DATA TO USE start

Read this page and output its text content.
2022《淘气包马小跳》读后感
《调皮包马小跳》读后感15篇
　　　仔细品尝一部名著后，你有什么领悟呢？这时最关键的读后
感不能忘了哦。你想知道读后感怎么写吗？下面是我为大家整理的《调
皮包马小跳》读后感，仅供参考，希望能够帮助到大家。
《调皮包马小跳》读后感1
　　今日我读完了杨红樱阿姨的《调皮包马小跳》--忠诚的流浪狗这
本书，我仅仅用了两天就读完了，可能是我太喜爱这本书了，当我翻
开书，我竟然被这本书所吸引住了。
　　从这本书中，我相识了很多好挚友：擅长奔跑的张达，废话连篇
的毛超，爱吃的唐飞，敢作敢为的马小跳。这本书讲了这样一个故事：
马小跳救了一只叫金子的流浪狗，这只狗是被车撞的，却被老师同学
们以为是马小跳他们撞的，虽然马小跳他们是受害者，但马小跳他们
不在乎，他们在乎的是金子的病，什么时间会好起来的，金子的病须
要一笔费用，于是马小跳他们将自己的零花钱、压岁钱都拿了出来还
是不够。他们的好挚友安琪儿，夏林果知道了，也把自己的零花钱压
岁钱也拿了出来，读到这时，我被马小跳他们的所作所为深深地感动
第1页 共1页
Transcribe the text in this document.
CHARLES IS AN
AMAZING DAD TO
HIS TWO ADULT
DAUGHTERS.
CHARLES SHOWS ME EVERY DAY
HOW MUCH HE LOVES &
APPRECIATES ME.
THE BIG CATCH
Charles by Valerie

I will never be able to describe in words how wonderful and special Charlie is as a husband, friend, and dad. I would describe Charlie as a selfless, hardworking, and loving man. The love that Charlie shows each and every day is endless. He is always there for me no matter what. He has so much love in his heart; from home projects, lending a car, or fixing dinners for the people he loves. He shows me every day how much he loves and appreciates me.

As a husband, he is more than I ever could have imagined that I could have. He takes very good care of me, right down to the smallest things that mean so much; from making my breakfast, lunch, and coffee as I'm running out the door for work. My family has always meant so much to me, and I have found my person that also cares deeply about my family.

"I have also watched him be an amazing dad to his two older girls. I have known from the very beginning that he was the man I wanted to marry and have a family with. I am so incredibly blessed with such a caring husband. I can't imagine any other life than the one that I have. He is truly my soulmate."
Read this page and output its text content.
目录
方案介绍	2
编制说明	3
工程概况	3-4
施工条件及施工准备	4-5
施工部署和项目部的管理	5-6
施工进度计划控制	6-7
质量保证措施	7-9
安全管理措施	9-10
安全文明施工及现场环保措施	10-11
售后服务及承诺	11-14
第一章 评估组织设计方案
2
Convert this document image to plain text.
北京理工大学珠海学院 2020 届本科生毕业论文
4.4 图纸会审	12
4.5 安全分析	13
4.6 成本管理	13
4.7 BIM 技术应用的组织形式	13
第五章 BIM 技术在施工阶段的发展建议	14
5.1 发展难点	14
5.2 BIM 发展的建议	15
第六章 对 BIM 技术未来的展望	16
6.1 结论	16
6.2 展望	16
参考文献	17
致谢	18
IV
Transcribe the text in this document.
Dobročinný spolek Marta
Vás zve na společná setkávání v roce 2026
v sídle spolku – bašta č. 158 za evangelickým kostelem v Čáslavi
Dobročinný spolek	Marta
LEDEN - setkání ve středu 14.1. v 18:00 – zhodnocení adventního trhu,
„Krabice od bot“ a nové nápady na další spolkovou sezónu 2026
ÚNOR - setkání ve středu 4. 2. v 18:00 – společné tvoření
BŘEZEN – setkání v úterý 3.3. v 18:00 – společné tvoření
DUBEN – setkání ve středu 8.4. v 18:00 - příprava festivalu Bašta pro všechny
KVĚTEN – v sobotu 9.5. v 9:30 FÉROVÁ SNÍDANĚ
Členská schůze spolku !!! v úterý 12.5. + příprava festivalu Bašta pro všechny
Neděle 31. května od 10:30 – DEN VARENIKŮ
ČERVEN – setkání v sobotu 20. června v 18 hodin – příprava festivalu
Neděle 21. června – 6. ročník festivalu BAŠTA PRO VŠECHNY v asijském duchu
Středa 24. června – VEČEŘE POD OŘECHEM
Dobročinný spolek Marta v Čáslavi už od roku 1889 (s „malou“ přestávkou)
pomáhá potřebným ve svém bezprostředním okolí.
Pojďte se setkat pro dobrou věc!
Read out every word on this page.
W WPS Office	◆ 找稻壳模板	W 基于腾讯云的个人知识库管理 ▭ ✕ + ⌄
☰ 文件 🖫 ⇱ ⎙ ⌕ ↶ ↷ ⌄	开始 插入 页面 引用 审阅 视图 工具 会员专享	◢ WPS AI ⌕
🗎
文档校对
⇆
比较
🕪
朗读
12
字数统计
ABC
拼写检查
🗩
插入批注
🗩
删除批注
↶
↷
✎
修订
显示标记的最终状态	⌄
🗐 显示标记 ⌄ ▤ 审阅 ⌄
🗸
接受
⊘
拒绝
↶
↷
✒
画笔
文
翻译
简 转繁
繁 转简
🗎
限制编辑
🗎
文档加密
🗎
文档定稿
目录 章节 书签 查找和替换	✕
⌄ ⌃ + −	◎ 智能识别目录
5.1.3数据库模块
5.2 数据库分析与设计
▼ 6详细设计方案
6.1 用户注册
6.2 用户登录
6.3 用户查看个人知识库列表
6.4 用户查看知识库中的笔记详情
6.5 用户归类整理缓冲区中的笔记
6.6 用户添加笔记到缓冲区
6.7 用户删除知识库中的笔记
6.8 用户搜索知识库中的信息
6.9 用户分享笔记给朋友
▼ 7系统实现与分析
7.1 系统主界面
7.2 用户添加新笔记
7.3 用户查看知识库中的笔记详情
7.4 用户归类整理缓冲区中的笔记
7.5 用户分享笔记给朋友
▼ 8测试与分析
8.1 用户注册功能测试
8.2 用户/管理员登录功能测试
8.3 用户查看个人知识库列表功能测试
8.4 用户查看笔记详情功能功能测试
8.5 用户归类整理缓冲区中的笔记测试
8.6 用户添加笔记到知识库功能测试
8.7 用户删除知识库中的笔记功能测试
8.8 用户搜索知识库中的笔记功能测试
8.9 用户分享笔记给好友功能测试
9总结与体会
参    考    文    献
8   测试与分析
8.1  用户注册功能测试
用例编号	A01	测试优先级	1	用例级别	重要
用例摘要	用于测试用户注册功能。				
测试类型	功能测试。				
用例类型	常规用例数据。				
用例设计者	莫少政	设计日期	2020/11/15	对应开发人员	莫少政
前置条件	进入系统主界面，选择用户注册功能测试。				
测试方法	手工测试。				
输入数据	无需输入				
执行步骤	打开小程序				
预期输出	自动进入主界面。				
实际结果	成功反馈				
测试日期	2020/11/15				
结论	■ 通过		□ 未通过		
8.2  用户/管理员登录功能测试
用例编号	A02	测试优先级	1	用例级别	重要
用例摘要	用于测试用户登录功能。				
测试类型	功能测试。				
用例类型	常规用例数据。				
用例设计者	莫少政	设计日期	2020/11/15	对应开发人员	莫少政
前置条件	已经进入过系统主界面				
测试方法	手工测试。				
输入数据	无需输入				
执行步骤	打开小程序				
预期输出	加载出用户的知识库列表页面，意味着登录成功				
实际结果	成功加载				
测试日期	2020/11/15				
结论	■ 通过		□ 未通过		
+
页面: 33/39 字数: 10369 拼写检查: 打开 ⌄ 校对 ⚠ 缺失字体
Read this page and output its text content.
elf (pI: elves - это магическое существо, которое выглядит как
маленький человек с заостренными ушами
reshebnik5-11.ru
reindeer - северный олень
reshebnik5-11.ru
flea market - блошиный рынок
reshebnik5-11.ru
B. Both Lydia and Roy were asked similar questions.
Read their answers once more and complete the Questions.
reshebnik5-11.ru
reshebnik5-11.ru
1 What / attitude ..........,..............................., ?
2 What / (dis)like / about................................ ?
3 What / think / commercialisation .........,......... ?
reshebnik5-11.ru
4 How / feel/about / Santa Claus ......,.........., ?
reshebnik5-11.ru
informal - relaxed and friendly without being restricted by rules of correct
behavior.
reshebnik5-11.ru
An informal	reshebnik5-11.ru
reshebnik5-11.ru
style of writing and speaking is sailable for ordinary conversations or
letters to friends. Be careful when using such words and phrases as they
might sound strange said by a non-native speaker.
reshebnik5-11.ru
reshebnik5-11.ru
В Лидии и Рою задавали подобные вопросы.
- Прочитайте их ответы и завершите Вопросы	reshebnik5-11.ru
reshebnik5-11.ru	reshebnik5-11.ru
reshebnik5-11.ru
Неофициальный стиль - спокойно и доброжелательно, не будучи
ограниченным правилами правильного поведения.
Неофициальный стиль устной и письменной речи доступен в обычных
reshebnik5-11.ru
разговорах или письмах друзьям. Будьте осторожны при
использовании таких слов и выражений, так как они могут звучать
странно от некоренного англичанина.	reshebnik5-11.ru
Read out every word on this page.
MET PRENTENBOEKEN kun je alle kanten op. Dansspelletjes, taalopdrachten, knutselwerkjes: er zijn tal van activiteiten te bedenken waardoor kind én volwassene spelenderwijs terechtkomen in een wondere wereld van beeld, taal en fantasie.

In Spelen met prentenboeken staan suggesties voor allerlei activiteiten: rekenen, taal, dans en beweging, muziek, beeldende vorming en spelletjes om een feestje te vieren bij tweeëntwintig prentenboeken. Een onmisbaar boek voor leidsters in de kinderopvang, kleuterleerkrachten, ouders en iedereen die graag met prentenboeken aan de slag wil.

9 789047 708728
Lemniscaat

DATA TO USE end

### [INSTRUCTION]
Identify each line of the material where the word "společné" shows up, and copy it.

### [EXPECTED ANSWER]
ÚNOR - setkání ve středu 4. 2. v 18:00 – společné tvoření
BŘEZEN – setkání v úterý 3.3. v 18:00 – společné tvoření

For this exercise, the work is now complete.